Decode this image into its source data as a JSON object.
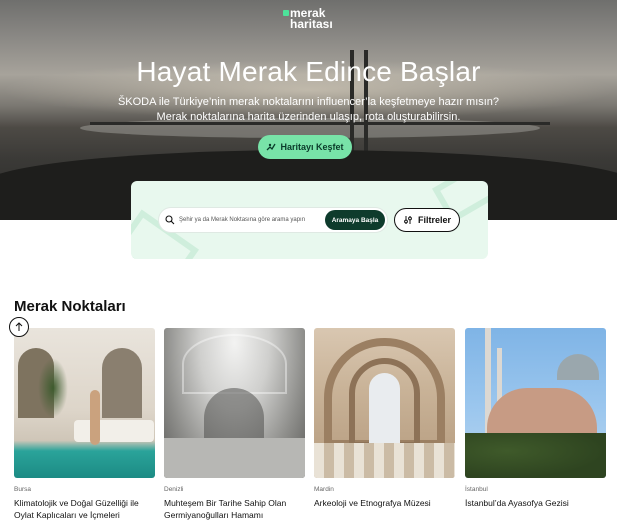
{
  "logo": {
    "line1": "merak",
    "line2": "haritası"
  },
  "hero": {
    "title": "Hayat Merak Edince Başlar",
    "subtitle_line1": "ŠKODA ile Türkiye’nin merak noktalarını influencer’la keşfetmeye hazır mısın?",
    "subtitle_line2": "Merak noktalarına harita üzerinden ulaşıp, rota oluşturabilirsin.",
    "cta_label": "Haritayı Keşfet"
  },
  "search": {
    "placeholder": "Şehir ya da Merak Noktasına göre arama yapın",
    "button_label": "Aramaya Başla",
    "filter_label": "Filtreler"
  },
  "section": {
    "title": "Merak Noktaları"
  },
  "cards": [
    {
      "city": "Bursa",
      "name_line1": "Klimatolojik ve Doğal Güzelliği ile",
      "name_line2": "Oylat Kaplıcaları ve İçmeleri"
    },
    {
      "city": "Denizli",
      "name_line1": "Muhteşem Bir Tarihe Sahip Olan",
      "name_line2": "Germiyanoğulları Hamamı"
    },
    {
      "city": "Mardin",
      "name_line1": "Arkeoloji ve Etnografya Müzesi",
      "name_line2": ""
    },
    {
      "city": "İstanbul",
      "name_line1": "İstanbul’da Ayasofya Gezisi",
      "name_line2": ""
    }
  ],
  "colors": {
    "accent": "#78e3a8",
    "dark_green": "#0e3b2c",
    "panel_bg": "#e8f8ee"
  }
}
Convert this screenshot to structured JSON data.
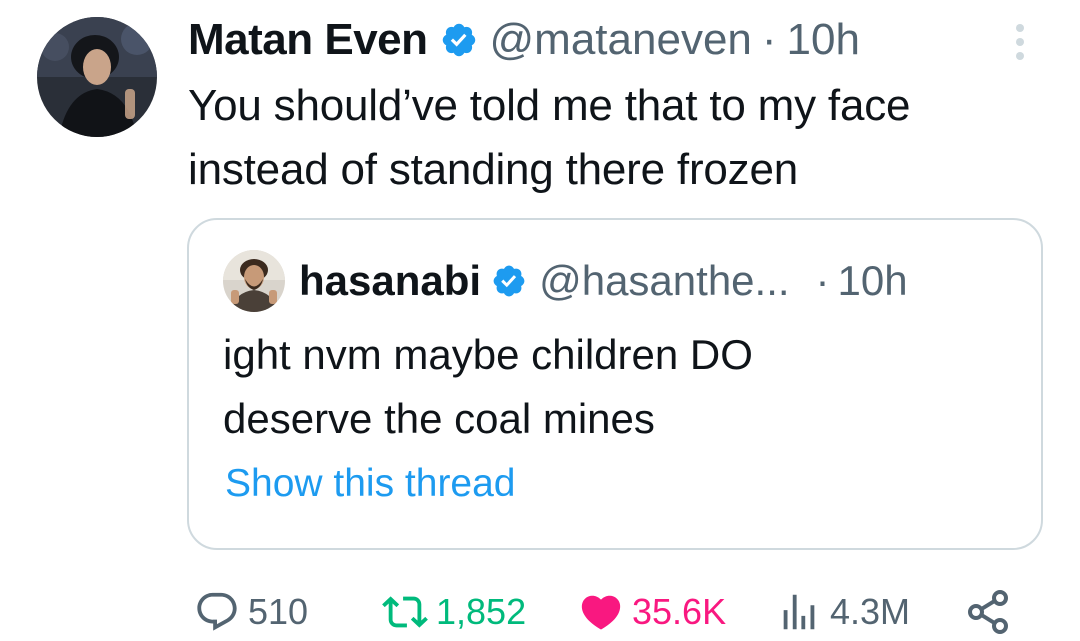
{
  "tweet": {
    "author": {
      "display_name": "Matan Even",
      "handle": "@mataneven",
      "verified": true,
      "avatar_icon": "profile-photo"
    },
    "separator": "·",
    "timestamp": "10h",
    "text_lines": [
      "You should’ve told me that to my face",
      "instead of standing there frozen"
    ]
  },
  "quote": {
    "author": {
      "display_name": "hasanabi",
      "handle": "@hasanthe...",
      "verified": true,
      "avatar_icon": "profile-photo"
    },
    "separator": "·",
    "timestamp": "10h",
    "text_lines": [
      "ight nvm maybe children DO",
      "deserve the coal mines"
    ],
    "show_thread": "Show this thread"
  },
  "actions": {
    "replies": "510",
    "retweets": "1,852",
    "likes": "35.6K",
    "views": "4.3M"
  },
  "colors": {
    "text_primary": "#0f1419",
    "text_secondary": "#536471",
    "link": "#1d9bf0",
    "verified": "#1d9bf0",
    "retweet_active": "#00ba7c",
    "like_active": "#f91880",
    "border": "#cfd9de"
  }
}
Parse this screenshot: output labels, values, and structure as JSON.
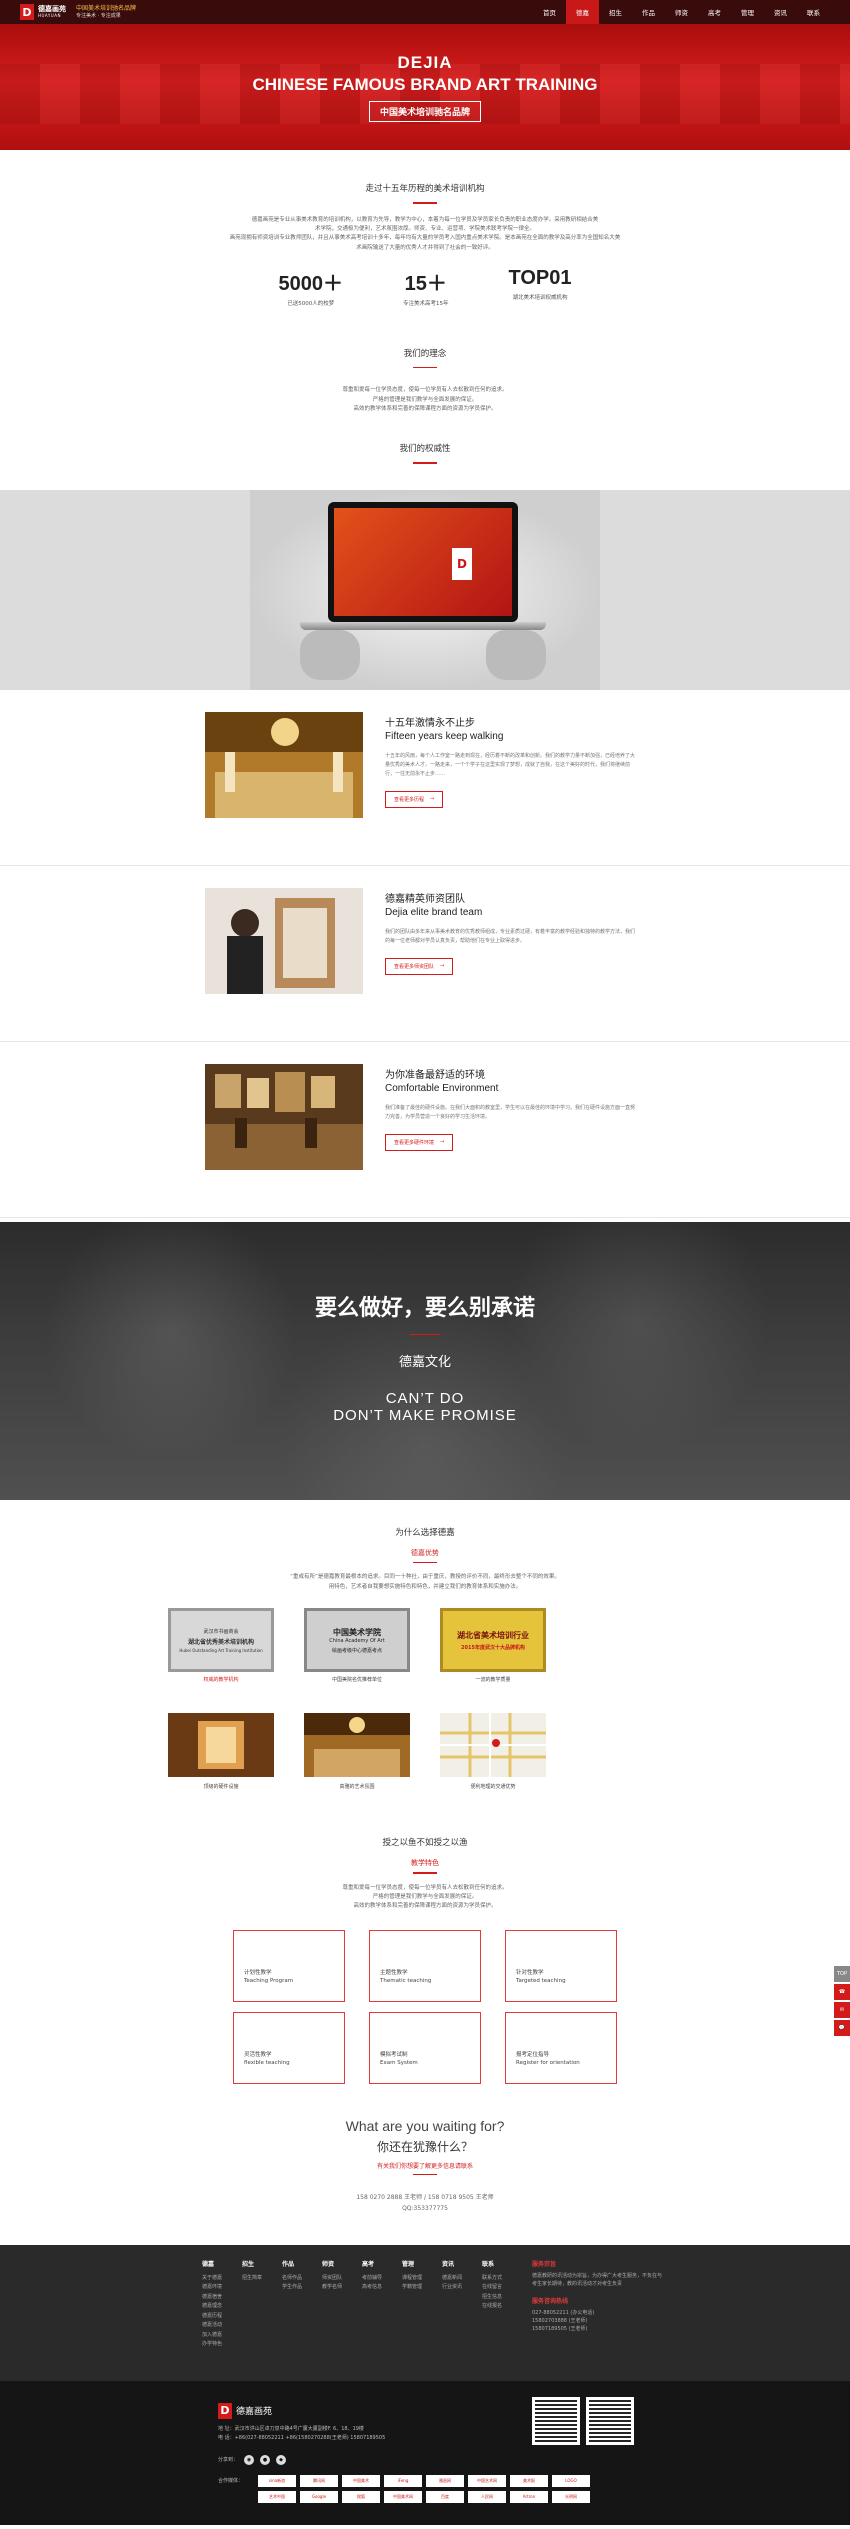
{
  "brand": {
    "logo_mark": "D",
    "logo_cn": "德嘉画苑",
    "logo_en": "HUAYUAN",
    "slogan1": "中国美术培训驰名品牌",
    "slogan2": "专注美术 · 专注成果"
  },
  "nav": [
    "首页",
    "德嘉",
    "招生",
    "作品",
    "师资",
    "高考",
    "管理",
    "资讯",
    "联系"
  ],
  "hero": {
    "title1": "DEJIA",
    "title2": "CHINESE FAMOUS BRAND ART TRAINING",
    "badge": "中国美术培训驰名品牌"
  },
  "intro": {
    "title": "走过十五年历程的美术培训机构",
    "text": [
      "德嘉画苑是专业从事美术教育的培训机构，以教育为先导，教学为中心，本着为每一位学员及学员家长负责的职业态度办学。采用教研相结合美",
      "术学院，交通极为便利，艺术氛围浓厚。师资、专业、运营项、学院美术联考学院一律全。",
      "画苑现拥有师资培训专业教师团队，并且从事美术高考培训十多年，每年均有大量的学员考入国内重点美术学院。是本画苑在全面的教学及高分率为全国知名大美",
      "术画院输送了大量的优秀人才并得到了社会的一致好评。"
    ],
    "stats": [
      {
        "num": "5000＋",
        "label": "已送5000人的校梦"
      },
      {
        "num": "15＋",
        "label": "专注美术高考15年"
      },
      {
        "num": "TOP01",
        "label": "湖北美术培训权威机构"
      }
    ]
  },
  "concept": {
    "title": "我们的理念",
    "text": [
      "尊重和爱每一位学员态度，使每一位学员有人去松散到任何的追求。",
      "严格的管理是我们教学与全面发展的保证。",
      "高效的教学体系和完善的保障课程方面的资源为学员保护。"
    ]
  },
  "authority": {
    "title": "我们的权威性",
    "screen_logo": "D"
  },
  "features": [
    {
      "cn": "十五年激情永不止步",
      "en": "Fifteen years keep walking",
      "desc": "十五年的风雨，每个人工作室一路走到现在，经历着不断的改革和创新。我们的教学力量不断加强，已经培养了大量优秀的美术人才。一路走来，一个个学子在这里实现了梦想，成就了自我，在这个美好的时代，我们将继续前行，一往无前永不止步……",
      "btn": "查看更多历程"
    },
    {
      "cn": "德嘉精英师资团队",
      "en": "Dejia elite brand team",
      "desc": "我们的团队由多年来从事美术教育的优秀教师组成，专业素质过硬，有着丰富的教学经验和独特的教学方法，我们的每一位老师都对学员认真负责，帮助他们在专业上取得进步。",
      "btn": "查看更多师资团队"
    },
    {
      "cn": "为你准备最舒适的环境",
      "en": "Comfortable Environment",
      "desc": "我们准备了最佳的硬件设施。在我们大面积的教室里，学生可以在最佳的环境中学习。我们在硬件设施方面一直努力完善，为学员营造一个良好的学习生活环境。",
      "btn": "查看更多硬件环境"
    }
  ],
  "promise": {
    "title": "要么做好，要么别承诺",
    "sub": "德嘉文化",
    "en1": "CAN’T DO",
    "en2": "DON’T MAKE PROMISE"
  },
  "why": {
    "title": "为什么选择德嘉",
    "sub": "德嘉优势",
    "text": [
      "“重或有所”是德嘉教育最根本的追求。目同一十种社，由于重庆，教授的评价不同，最终形去整个不同的效果。",
      "用特色，艺术者自我要想实施特色和特色，并建立我们的教育体系和实施办法。"
    ],
    "tiles": [
      {
        "label": "权威的教学机构"
      },
      {
        "label": "中国美院名优推荐单位"
      },
      {
        "label": "一流的教学质量"
      },
      {
        "label": "顶级的硬件设施"
      },
      {
        "label": "高雅的艺术氛围"
      },
      {
        "label": "便利地理的交通优势"
      }
    ],
    "plaques": [
      {
        "top": "武汉市书画商会",
        "mid": "湖北省优秀美术培训机构",
        "sub": "Hubei Outstanding Art Training Institution"
      },
      {
        "top": "中国美术学院",
        "mid": "China Academy Of Art",
        "sub": "绘画考级中心德嘉考点"
      },
      {
        "top": "湖北省美术培训行业",
        "mid": "2015年度武汉十大品牌机构",
        "sub": ""
      }
    ]
  },
  "teach": {
    "title": "授之以鱼不如授之以渔",
    "sub": "教学特色",
    "text": [
      "尊重和爱每一位学员态度，使每一位学员有人去松散到任何的追求。",
      "严格的管理是我们教学与全面发展的保证。",
      "高效的教学体系和完善的保障课程方面的资源为学员保护。"
    ],
    "boxes": [
      {
        "cn": "计划性教学",
        "en": "Teaching Program"
      },
      {
        "cn": "主题性教学",
        "en": "Thematic teaching"
      },
      {
        "cn": "针对性教学",
        "en": "Targeted teaching"
      },
      {
        "cn": "灵活性教学",
        "en": "flexible teaching"
      },
      {
        "cn": "模拟考试制",
        "en": "Exam System"
      },
      {
        "cn": "报考定位指导",
        "en": "Register for orientation"
      }
    ]
  },
  "waiting": {
    "en": "What are you waiting for?",
    "cn": "你还在犹豫什么？",
    "red": "有关我们你想要了解更多信息请联系",
    "tel1": "158 0270 2888 王老师 / 158 0718 9505 王老师",
    "tel2": "QQ:353377775"
  },
  "footer": {
    "cols": [
      {
        "h": "德嘉",
        "items": [
          "关于德嘉",
          "德嘉环境",
          "德嘉宿舍",
          "德嘉理念",
          "德嘉历程",
          "德嘉活动",
          "加入德嘉",
          "办学特色"
        ]
      },
      {
        "h": "招生",
        "items": [
          "招生简章"
        ]
      },
      {
        "h": "作品",
        "items": [
          "名师作品",
          "学生作品"
        ]
      },
      {
        "h": "师资",
        "items": [
          "师资团队",
          "教学名师"
        ]
      },
      {
        "h": "高考",
        "items": [
          "考前辅导",
          "高考信息"
        ]
      },
      {
        "h": "管理",
        "items": [
          "课程管理",
          "学籍管理"
        ]
      },
      {
        "h": "资讯",
        "items": [
          "德嘉新闻",
          "行业资讯"
        ]
      },
      {
        "h": "联系",
        "items": [
          "联系方式",
          "在线留言",
          "招生信息",
          "在线报名"
        ]
      }
    ],
    "about_h": "服务宗旨",
    "about_t": "德嘉教研的讯活动为宗旨，为办得广大考生服务，不负在与考生家长期待，教的讯活动才对考生负责",
    "contact_h": "服务咨询热线",
    "contact_t": [
      "027-88052211 (办公电话)",
      "15802703888 (王老师)",
      "15807189505 (王老师)"
    ],
    "addr": [
      "地 址：武汉市洪山区卓刀泉中路4号广厦大厦副楼F. 6、18、19楼",
      "电 话：+86(027-88052211 +86(1580270288(王老师) 15807189505"
    ],
    "share_label": "分享到：",
    "partner_label": "合作媒体：",
    "partners": [
      "sina新浪",
      "腾讯网",
      "中国美术",
      "iFeng",
      "雅昌网",
      "中国艺术网",
      "美术报",
      "LOGO",
      "艺术中国",
      "Google",
      "搜狐",
      "中国美术网",
      "百度",
      "人民网",
      "Artron",
      "光明网"
    ]
  },
  "side": [
    "TOP",
    "☎",
    "✉",
    "💬"
  ]
}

★ ★ ★ ★ ★

* [EXERCISE]:
How many lines of these entries contain the string "desc"? Reply with the number alone.

* [SOLVED EXERCISE]:
3